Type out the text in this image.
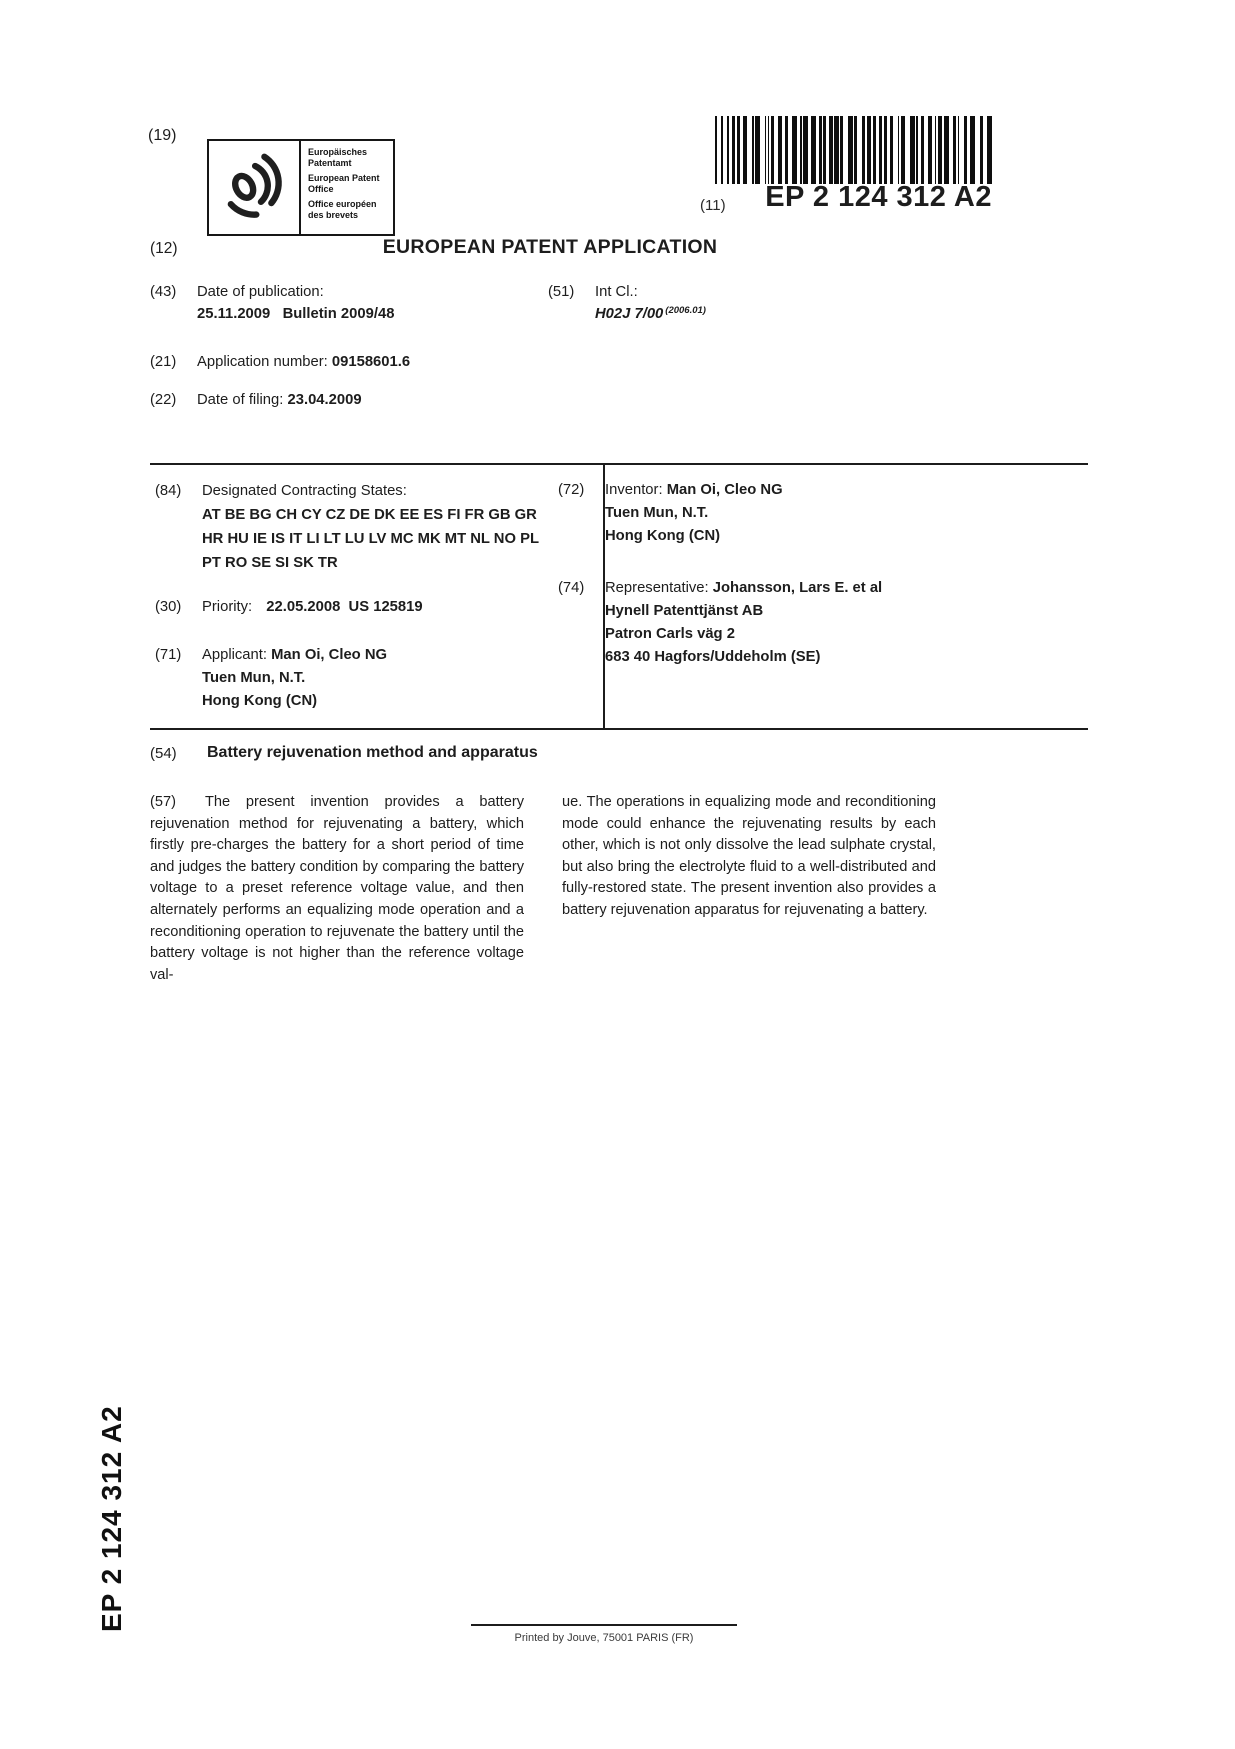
EP 2 124 312 A2
(19)
Europäisches Patentamt
European Patent Office
Office européen des brevets
(11)	EP 2 124 312 A2
(12)	EUROPEAN PATENT APPLICATION
(43)	Date of publication:
25.11.2009   Bulletin 2009/48
(51)	Int Cl.:
H02J 7/00 $^{(2006.01)}$
(21)	Application number: 09158601.6
(22)	Date of filing: 23.04.2009
(84)	Designated Contracting States:
AT BE BG CH CY CZ DE DK EE ES FI FR GB GR
HR HU IE IS IT LI LT LU LV MC MK MT NL NO PL
PT RO SE SI SK TR
(30)	Priority: 22.05.2008  US 125819
(71)	Applicant: Man Oi, Cleo NG
Tuen Mun, N.T.
Hong Kong (CN)
(72)	Inventor: Man Oi, Cleo NG
Tuen Mun, N.T.
Hong Kong (CN)
(74)	Representative: Johansson, Lars E. et al
Hynell Patenttjänst AB
Patron Carls väg 2
683 40 Hagfors/Uddeholm (SE)
(54)	Battery rejuvenation method and apparatus
(57) The present invention provides a battery rejuvenation method for rejuvenating a battery, which firstly pre-charges the battery for a short period of time and judges the battery condition by comparing the battery voltage to a preset reference voltage value, and then alternately performs an equalizing mode operation and a reconditioning operation to rejuvenate the battery until the battery voltage is not higher than the reference voltage val-
ue. The operations in equalizing mode and reconditioning mode could enhance the rejuvenating results by each other, which is not only dissolve the lead sulphate crystal, but also bring the electrolyte fluid to a well-distributed and fully-restored state. The present invention also provides a battery rejuvenation apparatus for rejuvenating a battery.
Printed by Jouve, 75001 PARIS (FR)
- - -
WHAT THE TASK REQUIRES
Reproduce the material above in full, exactly, with no images.

THE RESULT
Type out the text in this image.
EP 2 124 312 A2
(19)
Europäisches Patentamt
European Patent Office
Office européen des brevets
(11)	EP 2 124 312 A2
(12)	EUROPEAN PATENT APPLICATION
(43)	Date of publication:
25.11.2009   Bulletin 2009/48
(51)	Int Cl.:
H02J 7/00 $^{(2006.01)}$
(21)	Application number: 09158601.6
(22)	Date of filing: 23.04.2009
(84)	Designated Contracting States:
AT BE BG CH CY CZ DE DK EE ES FI FR GB GR
HR HU IE IS IT LI LT LU LV MC MK MT NL NO PL
PT RO SE SI SK TR
(30)	Priority: 22.05.2008  US 125819
(71)	Applicant: Man Oi, Cleo NG
Tuen Mun, N.T.
Hong Kong (CN)
(72)	Inventor: Man Oi, Cleo NG
Tuen Mun, N.T.
Hong Kong (CN)
(74)	Representative: Johansson, Lars E. et al
Hynell Patenttjänst AB
Patron Carls väg 2
683 40 Hagfors/Uddeholm (SE)
(54)	Battery rejuvenation method and apparatus
(57) The present invention provides a battery rejuvenation method for rejuvenating a battery, which firstly pre-charges the battery for a short period of time and judges the battery condition by comparing the battery voltage to a preset reference voltage value, and then alternately performs an equalizing mode operation and a reconditioning operation to rejuvenate the battery until the battery voltage is not higher than the reference voltage val-
ue. The operations in equalizing mode and reconditioning mode could enhance the rejuvenating results by each other, which is not only dissolve the lead sulphate crystal, but also bring the electrolyte fluid to a well-distributed and fully-restored state. The present invention also provides a battery rejuvenation apparatus for rejuvenating a battery.
Printed by Jouve, 75001 PARIS (FR)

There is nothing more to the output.